>> BEGIN

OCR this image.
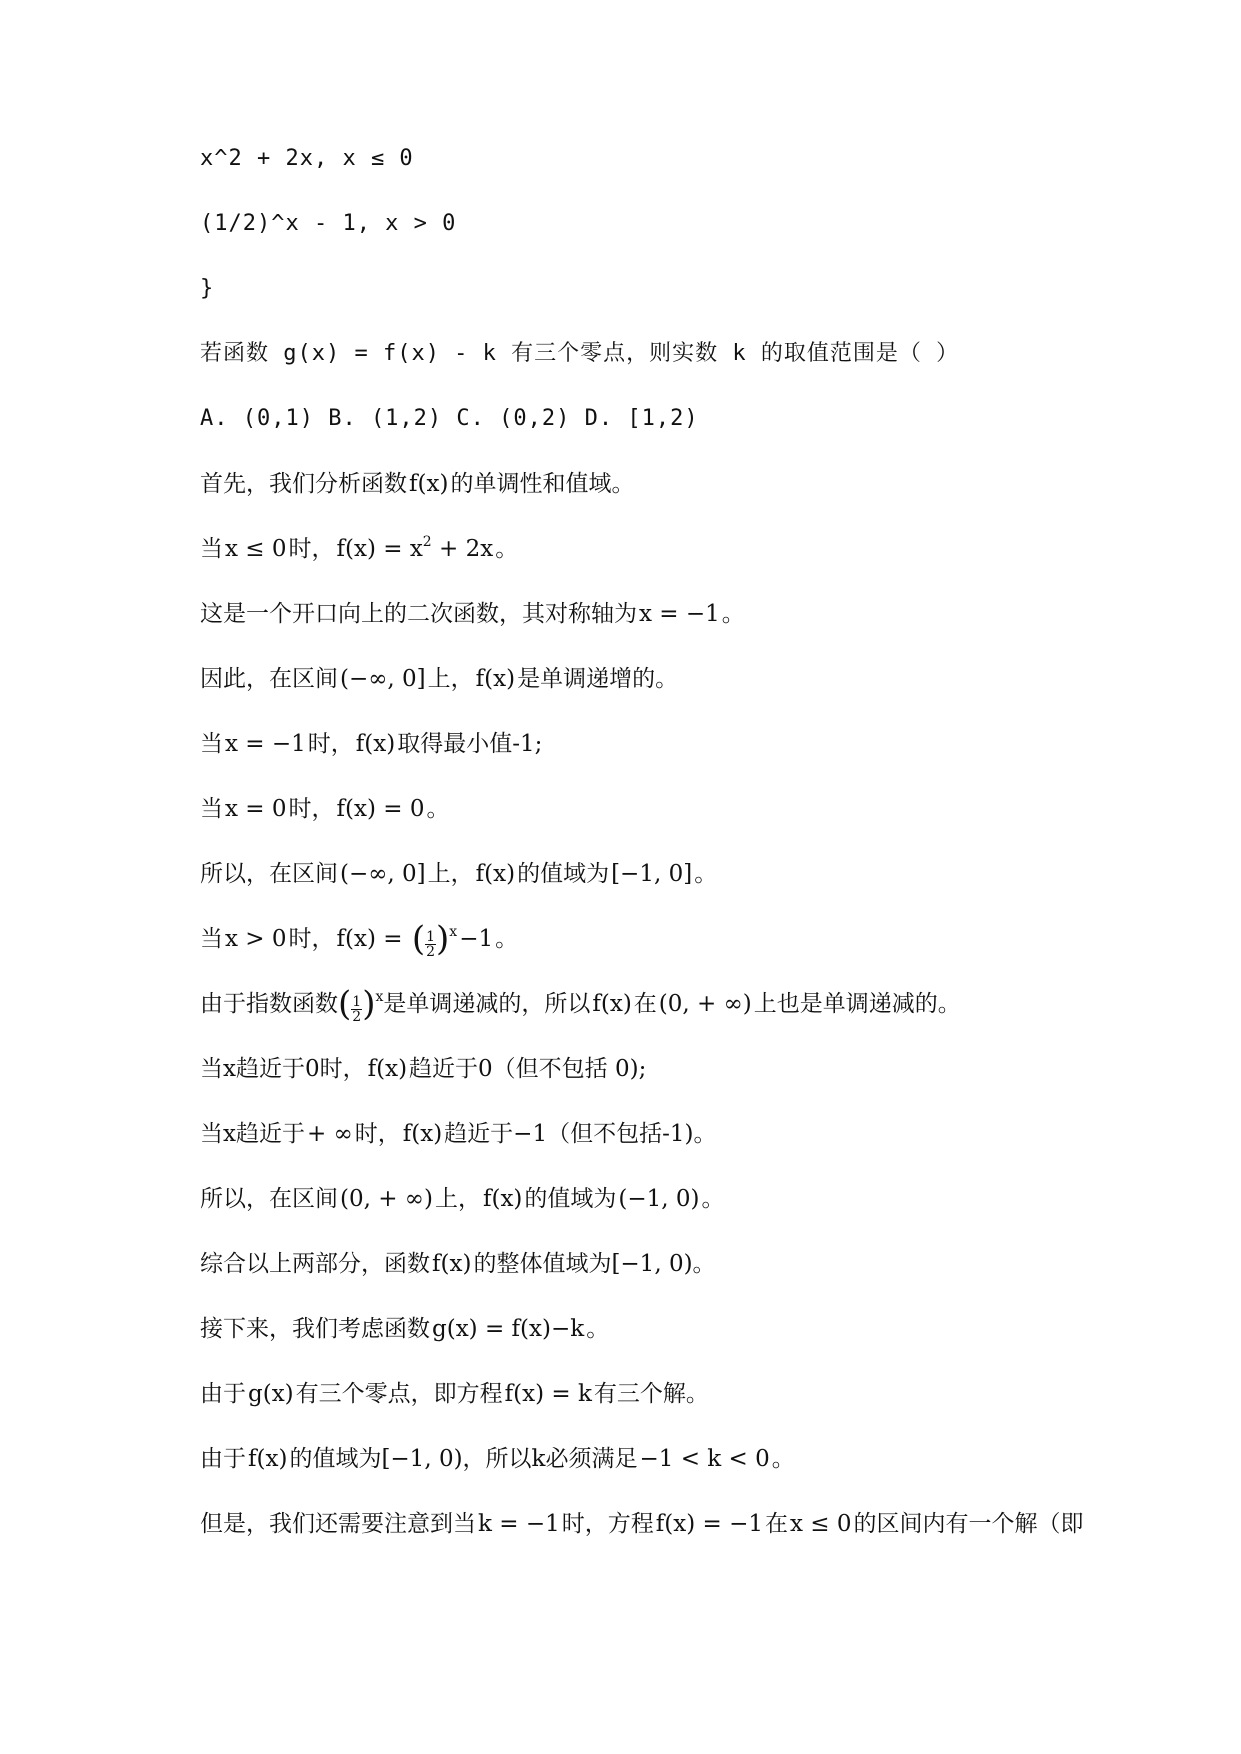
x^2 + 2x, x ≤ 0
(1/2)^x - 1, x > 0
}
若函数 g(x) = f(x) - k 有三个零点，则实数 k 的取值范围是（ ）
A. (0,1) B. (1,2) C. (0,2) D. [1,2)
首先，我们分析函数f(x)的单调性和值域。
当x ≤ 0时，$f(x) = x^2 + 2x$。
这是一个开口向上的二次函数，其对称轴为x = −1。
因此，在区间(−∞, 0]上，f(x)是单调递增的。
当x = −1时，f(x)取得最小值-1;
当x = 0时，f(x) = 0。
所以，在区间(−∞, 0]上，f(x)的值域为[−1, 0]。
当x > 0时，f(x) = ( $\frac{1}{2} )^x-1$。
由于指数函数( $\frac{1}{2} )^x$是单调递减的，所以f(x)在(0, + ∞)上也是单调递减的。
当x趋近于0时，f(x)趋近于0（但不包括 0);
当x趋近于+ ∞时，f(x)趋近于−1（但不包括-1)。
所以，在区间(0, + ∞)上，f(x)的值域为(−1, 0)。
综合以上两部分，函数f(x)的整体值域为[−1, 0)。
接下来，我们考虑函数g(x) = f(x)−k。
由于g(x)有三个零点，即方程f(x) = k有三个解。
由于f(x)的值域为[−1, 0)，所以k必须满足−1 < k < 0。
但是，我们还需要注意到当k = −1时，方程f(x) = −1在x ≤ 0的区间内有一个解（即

>> END

- _What needs to be done_
Without the pictures, repeat the listing above exactly.

- _Correct response_
OCR this image.
x^2 + 2x, x ≤ 0
(1/2)^x - 1, x > 0
}
若函数 g(x) = f(x) - k 有三个零点，则实数 k 的取值范围是（ ）
A. (0,1) B. (1,2) C. (0,2) D. [1,2)
首先，我们分析函数f(x)的单调性和值域。
当x ≤ 0时，$f(x) = x^2 + 2x$。
这是一个开口向上的二次函数，其对称轴为x = −1。
因此，在区间(−∞, 0]上，f(x)是单调递增的。
当x = −1时，f(x)取得最小值-1;
当x = 0时，f(x) = 0。
所以，在区间(−∞, 0]上，f(x)的值域为[−1, 0]。
当x > 0时，f(x) = ( $\frac{1}{2} )^x-1$。
由于指数函数( $\frac{1}{2} )^x$是单调递减的，所以f(x)在(0, + ∞)上也是单调递减的。
当x趋近于0时，f(x)趋近于0（但不包括 0);
当x趋近于+ ∞时，f(x)趋近于−1（但不包括-1)。
所以，在区间(0, + ∞)上，f(x)的值域为(−1, 0)。
综合以上两部分，函数f(x)的整体值域为[−1, 0)。
接下来，我们考虑函数g(x) = f(x)−k。
由于g(x)有三个零点，即方程f(x) = k有三个解。
由于f(x)的值域为[−1, 0)，所以k必须满足−1 < k < 0。
但是，我们还需要注意到当k = −1时，方程f(x) = −1在x ≤ 0的区间内有一个解（即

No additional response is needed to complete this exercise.